** START Material for this task **
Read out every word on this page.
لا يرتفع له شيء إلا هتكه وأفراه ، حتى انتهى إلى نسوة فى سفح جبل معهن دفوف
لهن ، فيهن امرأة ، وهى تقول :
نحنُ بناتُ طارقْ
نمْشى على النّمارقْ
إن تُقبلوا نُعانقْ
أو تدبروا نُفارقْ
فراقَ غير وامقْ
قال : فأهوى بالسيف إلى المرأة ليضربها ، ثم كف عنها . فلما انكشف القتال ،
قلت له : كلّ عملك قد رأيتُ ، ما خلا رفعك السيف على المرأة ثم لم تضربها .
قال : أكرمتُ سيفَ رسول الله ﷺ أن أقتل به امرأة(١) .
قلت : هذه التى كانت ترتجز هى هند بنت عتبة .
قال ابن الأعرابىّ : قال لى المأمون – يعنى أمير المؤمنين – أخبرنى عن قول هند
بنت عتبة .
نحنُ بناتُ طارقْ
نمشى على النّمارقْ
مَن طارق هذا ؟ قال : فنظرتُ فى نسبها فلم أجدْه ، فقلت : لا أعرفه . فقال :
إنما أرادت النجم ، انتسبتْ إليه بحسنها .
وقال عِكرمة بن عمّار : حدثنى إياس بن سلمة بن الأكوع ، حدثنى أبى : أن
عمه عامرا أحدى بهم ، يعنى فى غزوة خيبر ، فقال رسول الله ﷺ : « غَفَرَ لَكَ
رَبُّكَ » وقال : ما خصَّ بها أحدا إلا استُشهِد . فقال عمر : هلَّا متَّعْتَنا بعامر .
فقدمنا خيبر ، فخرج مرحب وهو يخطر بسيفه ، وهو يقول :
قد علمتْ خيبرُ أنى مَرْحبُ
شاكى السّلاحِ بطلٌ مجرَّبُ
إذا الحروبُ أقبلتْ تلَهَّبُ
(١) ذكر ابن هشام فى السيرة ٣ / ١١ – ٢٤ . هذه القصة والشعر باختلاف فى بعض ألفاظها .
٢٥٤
** END Material for this task **
Short problem: Copy each line of the listing that includes "الله".

Task solution:
قال : أكرمتُ سيفَ رسول الله ﷺ أن أقتل به امرأة(١) .
عمه عامرا أحدى بهم ، يعنى فى غزوة خيبر ، فقال رسول الله ﷺ : « غَفَرَ لَكَ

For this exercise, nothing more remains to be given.